MATERIAL PROVIDED:
## Start
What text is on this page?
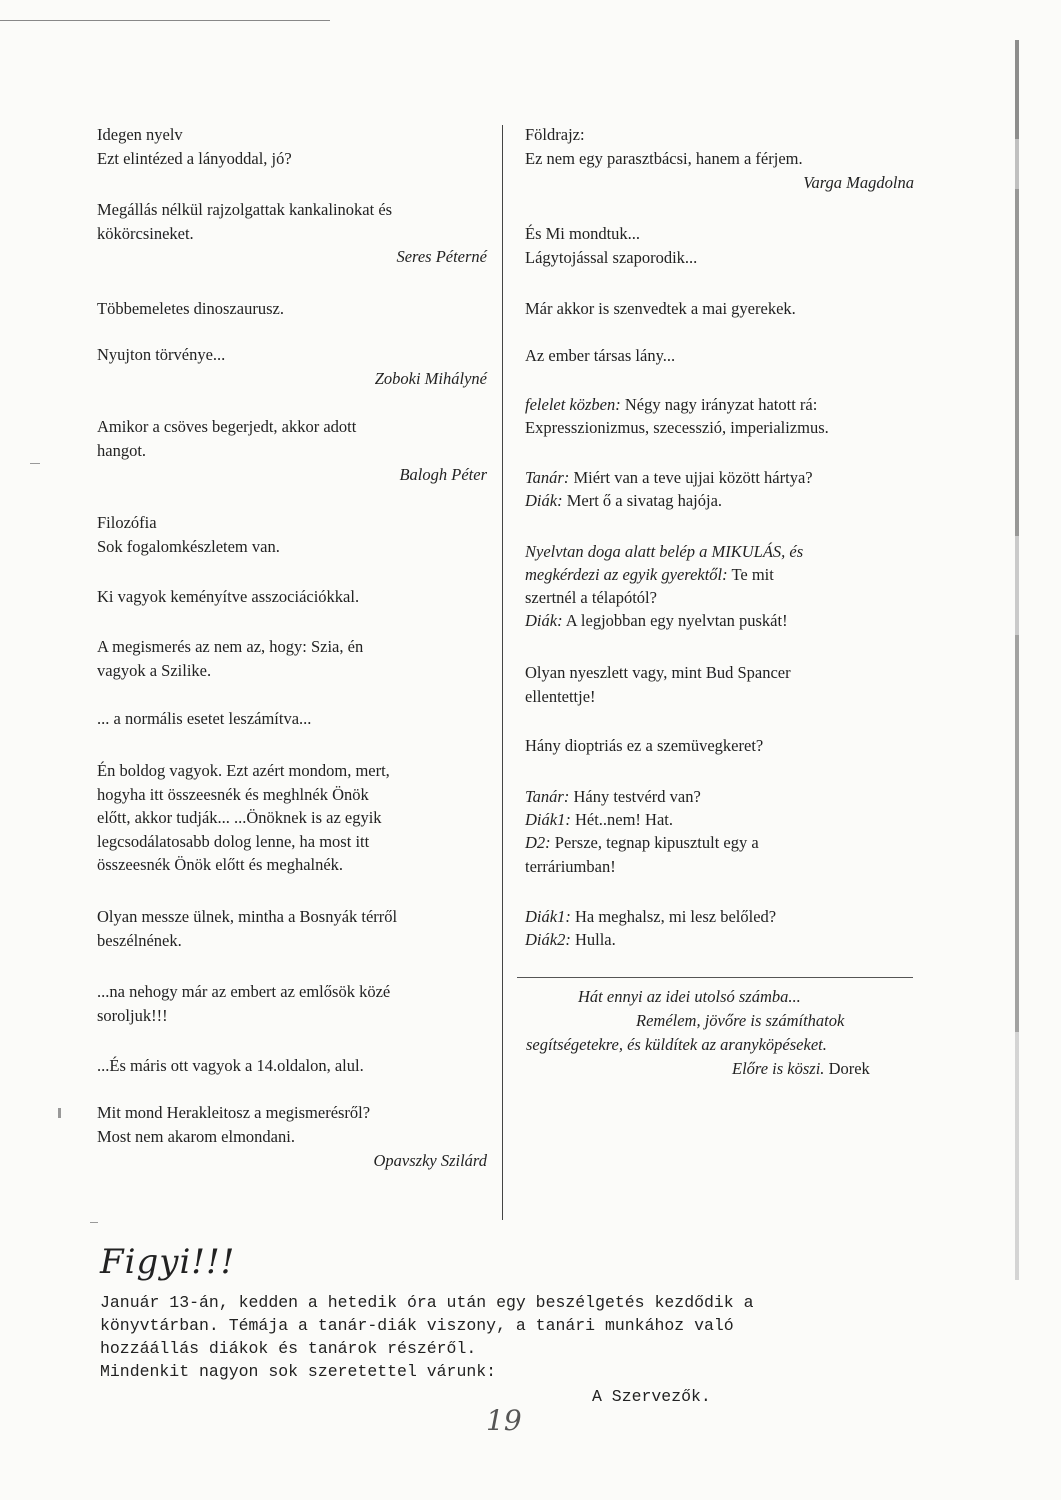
Idegen nyelv

Ezt elintézed a lányoddal, jó?

Megállás nélkül rajzolgattak kankalinokat és

kökörcsineket.

Seres Péterné

Többemeletes dinoszaurusz.

Nyujton törvénye...

Zoboki Mihályné

Amikor a csöves begerjedt, akkor adott

hangot.

Balogh Péter

Filozófia

Sok fogalomkészletem van.

Ki vagyok keményítve asszociációkkal.

A megismerés az nem az, hogy: Szia, én

vagyok a Szilike.

... a normális esetet leszámítva...

Én boldog vagyok. Ezt azért mondom, mert,

hogyha itt összeesnék és meghlnék Önök

előtt, akkor tudják... ...Önöknek is az egyik

legcsodálatosabb dolog lenne, ha most itt

összeesnék Önök előtt és meghalnék.

Olyan messze ülnek, mintha a Bosnyák térről

beszélnének.

...na nehogy már az embert az emlősök közé

soroljuk!!!

...És máris ott vagyok a 14.oldalon, alul.

Mit mond Herakleitosz a megismerésről?

Most nem akarom elmondani.

Opavszky Szilárd

Földrajz:

Ez nem egy parasztbácsi, hanem a férjem.

Varga Magdolna

És Mi mondtuk...

Lágytojással szaporodik...

Már akkor is szenvedtek a mai gyerekek.

Az ember társas lány...

felelet közben: Négy nagy irányzat hatott rá:

Expresszionizmus, szecesszió, imperializmus.

Tanár: Miért van a teve ujjai között hártya?

Diák: Mert ő a sivatag hajója.

Nyelvtan doga alatt belép a MIKULÁS, és

megkérdezi az egyik gyerektől: Te mit

szertnél a télapótól?

Diák: A legjobban egy nyelvtan puskát!

Olyan nyeszlett vagy, mint Bud Spancer

ellentettje!

Hány dioptriás ez a szemüvegkeret?

Tanár: Hány testvérd van?

Diák1: Hét..nem! Hat.

D2: Persze, tegnap kipusztult egy a

terráriumban!

Diák1: Ha meghalsz, mi lesz belőled?

Diák2: Hulla.

Hát ennyi az idei utolsó számba...

Remélem, jövőre is számíthatok

segítségetekre, és küldítek az aranyköpéseket.

Előre is köszi. Dorek

Figyi!!!
Január 13-án, kedden a hetedik óra után egy beszélgetés kezdődik a
könyvtárban. Témája a tanár-diák viszony, a tanári munkához való
hozzáállás diákok és tanárok részéről.
Mindenkit nagyon sok szeretettel várunk:
A Szervezők.
19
## End
WRITTEN EXERCISE:
Set down the records in full and exactly. Do not carry over any image.

SOLUTION TO THE PROBLEM:
What text is on this page?
Idegen nyelv

Ezt elintézed a lányoddal, jó?

Megállás nélkül rajzolgattak kankalinokat és

kökörcsineket.

Seres Péterné

Többemeletes dinoszaurusz.

Nyujton törvénye...

Zoboki Mihályné

Amikor a csöves begerjedt, akkor adott

hangot.

Balogh Péter

Filozófia

Sok fogalomkészletem van.

Ki vagyok keményítve asszociációkkal.

A megismerés az nem az, hogy: Szia, én

vagyok a Szilike.

... a normális esetet leszámítva...

Én boldog vagyok. Ezt azért mondom, mert,

hogyha itt összeesnék és meghlnék Önök

előtt, akkor tudják... ...Önöknek is az egyik

legcsodálatosabb dolog lenne, ha most itt

összeesnék Önök előtt és meghalnék.

Olyan messze ülnek, mintha a Bosnyák térről

beszélnének.

...na nehogy már az embert az emlősök közé

soroljuk!!!

...És máris ott vagyok a 14.oldalon, alul.

Mit mond Herakleitosz a megismerésről?

Most nem akarom elmondani.

Opavszky Szilárd

Földrajz:

Ez nem egy parasztbácsi, hanem a férjem.

Varga Magdolna

És Mi mondtuk...

Lágytojással szaporodik...

Már akkor is szenvedtek a mai gyerekek.

Az ember társas lány...

felelet közben: Négy nagy irányzat hatott rá:

Expresszionizmus, szecesszió, imperializmus.

Tanár: Miért van a teve ujjai között hártya?

Diák: Mert ő a sivatag hajója.

Nyelvtan doga alatt belép a MIKULÁS, és

megkérdezi az egyik gyerektől: Te mit

szertnél a télapótól?

Diák: A legjobban egy nyelvtan puskát!

Olyan nyeszlett vagy, mint Bud Spancer

ellentettje!

Hány dioptriás ez a szemüvegkeret?

Tanár: Hány testvérd van?

Diák1: Hét..nem! Hat.

D2: Persze, tegnap kipusztult egy a

terráriumban!

Diák1: Ha meghalsz, mi lesz belőled?

Diák2: Hulla.

Hát ennyi az idei utolsó számba...

Remélem, jövőre is számíthatok

segítségetekre, és küldítek az aranyköpéseket.

Előre is köszi. Dorek

Figyi!!!
Január 13-án, kedden a hetedik óra után egy beszélgetés kezdődik a
könyvtárban. Témája a tanár-diák viszony, a tanári munkához való
hozzáállás diákok és tanárok részéről.
Mindenkit nagyon sok szeretettel várunk:
A Szervezők.
19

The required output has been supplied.